** Start of Dataset extract **

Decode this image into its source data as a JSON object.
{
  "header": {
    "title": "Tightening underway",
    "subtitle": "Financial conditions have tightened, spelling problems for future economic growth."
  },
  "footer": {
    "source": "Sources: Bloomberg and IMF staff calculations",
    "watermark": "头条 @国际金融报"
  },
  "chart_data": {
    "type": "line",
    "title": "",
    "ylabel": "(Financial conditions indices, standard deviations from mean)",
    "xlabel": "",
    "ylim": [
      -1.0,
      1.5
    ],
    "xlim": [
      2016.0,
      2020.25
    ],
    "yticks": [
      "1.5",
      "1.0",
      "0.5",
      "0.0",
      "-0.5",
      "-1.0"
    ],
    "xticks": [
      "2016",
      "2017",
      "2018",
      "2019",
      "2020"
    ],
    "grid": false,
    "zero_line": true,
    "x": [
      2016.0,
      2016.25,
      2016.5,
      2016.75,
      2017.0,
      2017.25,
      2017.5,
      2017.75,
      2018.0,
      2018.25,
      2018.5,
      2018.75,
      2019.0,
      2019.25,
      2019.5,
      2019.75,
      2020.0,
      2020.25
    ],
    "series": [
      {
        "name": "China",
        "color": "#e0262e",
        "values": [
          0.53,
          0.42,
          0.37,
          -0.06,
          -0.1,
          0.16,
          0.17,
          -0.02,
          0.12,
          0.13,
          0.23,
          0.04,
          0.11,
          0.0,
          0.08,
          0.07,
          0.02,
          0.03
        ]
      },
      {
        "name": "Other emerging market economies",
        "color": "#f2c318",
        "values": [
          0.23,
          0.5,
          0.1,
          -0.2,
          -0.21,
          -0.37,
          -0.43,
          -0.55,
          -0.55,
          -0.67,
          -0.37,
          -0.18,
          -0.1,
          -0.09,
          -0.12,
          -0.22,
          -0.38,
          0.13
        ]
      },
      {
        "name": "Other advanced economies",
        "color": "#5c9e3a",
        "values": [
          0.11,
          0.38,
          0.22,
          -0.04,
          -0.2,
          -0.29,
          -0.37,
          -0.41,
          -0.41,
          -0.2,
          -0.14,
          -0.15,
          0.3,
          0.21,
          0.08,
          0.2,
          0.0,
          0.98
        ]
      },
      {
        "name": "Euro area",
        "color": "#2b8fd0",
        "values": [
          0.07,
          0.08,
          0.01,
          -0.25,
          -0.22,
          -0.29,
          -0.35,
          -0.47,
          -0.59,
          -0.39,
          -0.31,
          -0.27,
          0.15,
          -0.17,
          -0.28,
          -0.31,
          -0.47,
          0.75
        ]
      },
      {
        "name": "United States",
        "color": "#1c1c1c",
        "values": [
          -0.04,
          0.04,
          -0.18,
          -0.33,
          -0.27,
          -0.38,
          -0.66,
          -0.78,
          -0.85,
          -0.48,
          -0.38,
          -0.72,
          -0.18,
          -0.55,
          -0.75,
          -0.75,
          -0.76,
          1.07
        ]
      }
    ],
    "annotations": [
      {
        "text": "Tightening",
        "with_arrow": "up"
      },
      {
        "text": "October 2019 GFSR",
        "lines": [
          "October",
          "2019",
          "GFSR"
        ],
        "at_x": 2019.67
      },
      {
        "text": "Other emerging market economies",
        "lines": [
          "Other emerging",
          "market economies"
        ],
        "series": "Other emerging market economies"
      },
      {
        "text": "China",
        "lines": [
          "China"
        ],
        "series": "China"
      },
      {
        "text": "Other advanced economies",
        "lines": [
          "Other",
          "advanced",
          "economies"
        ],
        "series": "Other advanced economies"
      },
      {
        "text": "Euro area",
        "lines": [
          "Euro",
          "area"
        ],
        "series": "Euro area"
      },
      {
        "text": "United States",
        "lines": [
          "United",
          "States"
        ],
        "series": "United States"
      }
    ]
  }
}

** End of Dataset extract **
** Start of Dataset extract **

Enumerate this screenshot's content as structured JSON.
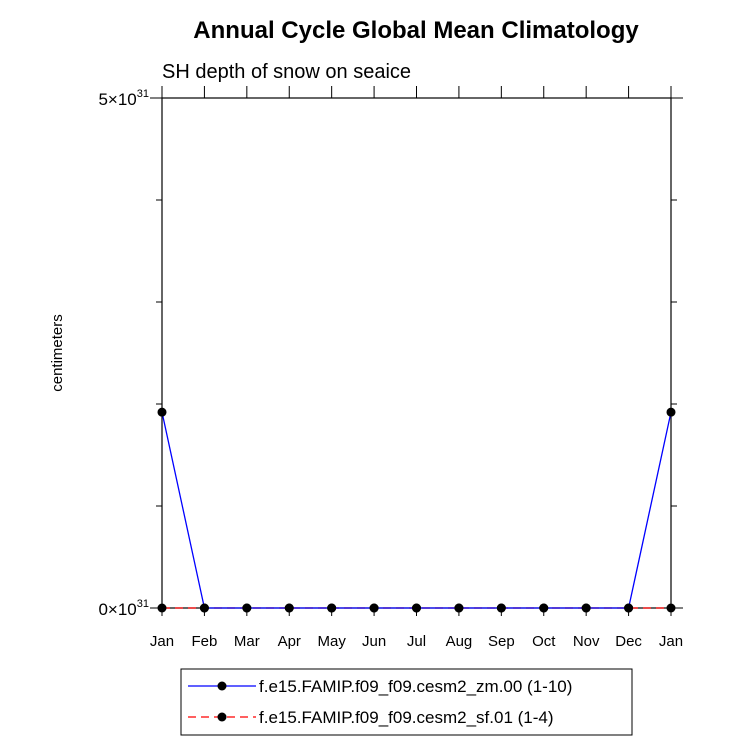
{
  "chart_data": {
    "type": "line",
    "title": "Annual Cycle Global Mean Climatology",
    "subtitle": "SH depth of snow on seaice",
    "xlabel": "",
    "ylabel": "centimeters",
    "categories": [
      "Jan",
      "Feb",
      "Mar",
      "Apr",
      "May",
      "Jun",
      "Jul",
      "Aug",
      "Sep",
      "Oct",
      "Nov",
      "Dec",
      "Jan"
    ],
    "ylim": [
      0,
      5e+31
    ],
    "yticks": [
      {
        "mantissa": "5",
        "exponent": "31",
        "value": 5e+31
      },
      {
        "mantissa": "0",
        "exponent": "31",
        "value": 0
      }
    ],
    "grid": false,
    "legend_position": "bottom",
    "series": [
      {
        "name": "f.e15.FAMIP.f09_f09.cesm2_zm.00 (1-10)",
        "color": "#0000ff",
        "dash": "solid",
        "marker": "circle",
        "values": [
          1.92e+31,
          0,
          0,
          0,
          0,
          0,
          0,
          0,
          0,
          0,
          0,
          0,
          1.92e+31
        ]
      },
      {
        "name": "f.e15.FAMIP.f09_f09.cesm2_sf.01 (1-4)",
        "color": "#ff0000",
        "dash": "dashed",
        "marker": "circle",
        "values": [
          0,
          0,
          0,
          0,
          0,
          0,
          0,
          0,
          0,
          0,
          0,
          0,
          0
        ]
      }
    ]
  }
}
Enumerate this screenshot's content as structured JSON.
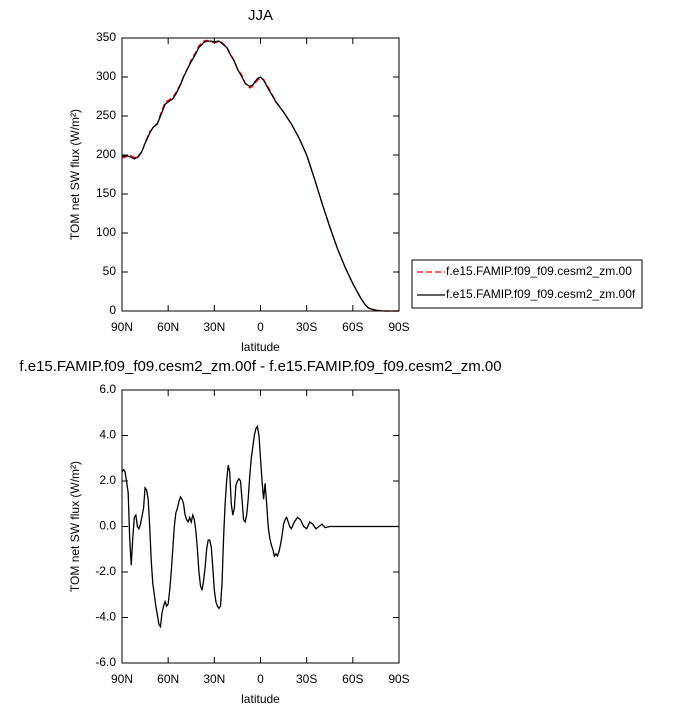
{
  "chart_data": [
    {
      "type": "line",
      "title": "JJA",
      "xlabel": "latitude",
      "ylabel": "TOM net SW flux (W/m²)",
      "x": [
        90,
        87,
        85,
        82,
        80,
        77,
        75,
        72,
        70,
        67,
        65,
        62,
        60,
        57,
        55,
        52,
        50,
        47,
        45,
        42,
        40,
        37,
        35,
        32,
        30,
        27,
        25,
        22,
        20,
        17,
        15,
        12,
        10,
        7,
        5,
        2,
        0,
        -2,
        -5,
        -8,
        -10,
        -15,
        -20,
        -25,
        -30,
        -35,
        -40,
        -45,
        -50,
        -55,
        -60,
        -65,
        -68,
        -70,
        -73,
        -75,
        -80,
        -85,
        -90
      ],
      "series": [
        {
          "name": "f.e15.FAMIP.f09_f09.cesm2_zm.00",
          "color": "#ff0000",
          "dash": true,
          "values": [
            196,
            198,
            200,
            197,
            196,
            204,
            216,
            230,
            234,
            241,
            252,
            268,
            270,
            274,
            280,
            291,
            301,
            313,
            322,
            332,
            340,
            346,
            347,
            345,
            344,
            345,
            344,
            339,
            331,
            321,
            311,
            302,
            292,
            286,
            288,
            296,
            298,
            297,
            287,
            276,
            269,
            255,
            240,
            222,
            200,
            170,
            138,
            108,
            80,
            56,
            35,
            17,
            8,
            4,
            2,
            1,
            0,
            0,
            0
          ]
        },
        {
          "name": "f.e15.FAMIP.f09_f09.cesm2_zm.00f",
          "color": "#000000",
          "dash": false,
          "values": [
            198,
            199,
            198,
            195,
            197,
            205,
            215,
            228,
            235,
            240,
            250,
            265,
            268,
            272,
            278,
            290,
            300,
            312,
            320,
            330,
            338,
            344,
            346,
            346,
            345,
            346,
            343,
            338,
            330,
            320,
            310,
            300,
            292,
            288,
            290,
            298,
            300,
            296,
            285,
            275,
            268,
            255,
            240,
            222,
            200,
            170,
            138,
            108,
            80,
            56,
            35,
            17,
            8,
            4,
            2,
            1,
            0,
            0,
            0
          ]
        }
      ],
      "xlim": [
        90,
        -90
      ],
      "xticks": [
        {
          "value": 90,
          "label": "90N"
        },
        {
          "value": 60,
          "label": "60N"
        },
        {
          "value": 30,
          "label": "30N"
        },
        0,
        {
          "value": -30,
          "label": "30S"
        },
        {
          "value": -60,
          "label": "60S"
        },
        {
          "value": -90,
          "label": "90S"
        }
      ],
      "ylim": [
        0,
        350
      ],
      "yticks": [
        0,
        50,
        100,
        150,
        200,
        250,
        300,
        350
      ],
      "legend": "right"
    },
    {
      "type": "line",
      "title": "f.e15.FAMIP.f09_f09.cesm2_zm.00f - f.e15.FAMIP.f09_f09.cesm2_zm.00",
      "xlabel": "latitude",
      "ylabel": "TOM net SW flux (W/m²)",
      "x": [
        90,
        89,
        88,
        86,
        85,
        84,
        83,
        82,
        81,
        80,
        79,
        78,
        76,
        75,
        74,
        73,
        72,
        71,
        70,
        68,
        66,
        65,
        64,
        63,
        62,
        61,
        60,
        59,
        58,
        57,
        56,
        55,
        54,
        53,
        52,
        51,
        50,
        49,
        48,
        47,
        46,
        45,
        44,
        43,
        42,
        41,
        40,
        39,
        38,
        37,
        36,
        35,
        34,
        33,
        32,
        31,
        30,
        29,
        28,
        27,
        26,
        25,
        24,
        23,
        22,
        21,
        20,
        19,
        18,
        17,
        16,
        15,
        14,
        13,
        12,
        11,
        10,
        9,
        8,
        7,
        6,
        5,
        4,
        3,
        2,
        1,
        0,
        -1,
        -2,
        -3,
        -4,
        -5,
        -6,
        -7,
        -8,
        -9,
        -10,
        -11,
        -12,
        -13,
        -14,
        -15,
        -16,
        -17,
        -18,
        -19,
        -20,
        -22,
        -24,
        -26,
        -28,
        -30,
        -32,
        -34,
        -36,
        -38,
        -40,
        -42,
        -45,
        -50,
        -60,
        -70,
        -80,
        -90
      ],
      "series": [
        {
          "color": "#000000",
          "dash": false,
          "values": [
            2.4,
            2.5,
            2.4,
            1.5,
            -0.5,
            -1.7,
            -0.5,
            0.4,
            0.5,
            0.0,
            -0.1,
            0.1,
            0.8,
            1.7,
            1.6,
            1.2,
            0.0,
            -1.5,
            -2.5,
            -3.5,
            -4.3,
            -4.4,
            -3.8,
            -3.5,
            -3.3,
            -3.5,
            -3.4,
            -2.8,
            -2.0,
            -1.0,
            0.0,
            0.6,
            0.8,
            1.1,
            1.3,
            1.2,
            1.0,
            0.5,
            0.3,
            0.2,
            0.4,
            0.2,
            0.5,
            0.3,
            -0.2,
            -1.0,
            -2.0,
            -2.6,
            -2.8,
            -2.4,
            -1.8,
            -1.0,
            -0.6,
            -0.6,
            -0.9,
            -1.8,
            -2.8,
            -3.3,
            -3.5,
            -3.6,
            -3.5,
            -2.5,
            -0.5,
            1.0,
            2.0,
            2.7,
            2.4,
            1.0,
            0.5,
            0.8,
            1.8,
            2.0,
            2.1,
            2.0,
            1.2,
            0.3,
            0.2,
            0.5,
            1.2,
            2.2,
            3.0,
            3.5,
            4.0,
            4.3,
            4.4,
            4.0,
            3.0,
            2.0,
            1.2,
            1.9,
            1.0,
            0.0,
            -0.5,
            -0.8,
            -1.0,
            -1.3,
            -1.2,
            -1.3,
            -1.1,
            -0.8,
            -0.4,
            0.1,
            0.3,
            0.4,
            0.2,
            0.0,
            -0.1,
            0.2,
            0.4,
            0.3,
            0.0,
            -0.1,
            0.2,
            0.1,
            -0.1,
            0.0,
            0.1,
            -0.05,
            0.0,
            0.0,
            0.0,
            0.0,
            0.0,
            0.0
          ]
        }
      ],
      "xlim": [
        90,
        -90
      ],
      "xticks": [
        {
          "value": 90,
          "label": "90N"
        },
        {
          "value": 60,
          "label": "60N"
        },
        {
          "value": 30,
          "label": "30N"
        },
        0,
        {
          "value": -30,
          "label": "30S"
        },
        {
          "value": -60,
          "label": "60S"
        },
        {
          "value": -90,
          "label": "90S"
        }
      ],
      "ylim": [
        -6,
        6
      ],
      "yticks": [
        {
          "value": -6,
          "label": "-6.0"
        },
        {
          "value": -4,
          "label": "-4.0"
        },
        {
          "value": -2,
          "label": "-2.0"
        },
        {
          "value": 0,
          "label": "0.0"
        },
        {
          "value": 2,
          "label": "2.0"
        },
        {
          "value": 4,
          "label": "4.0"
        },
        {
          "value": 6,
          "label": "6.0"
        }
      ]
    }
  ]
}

** End of Dataset extract **

▶ [Work required]: Report the number of lines that contain "text", with no other words.

▶ [Output for this task]: 7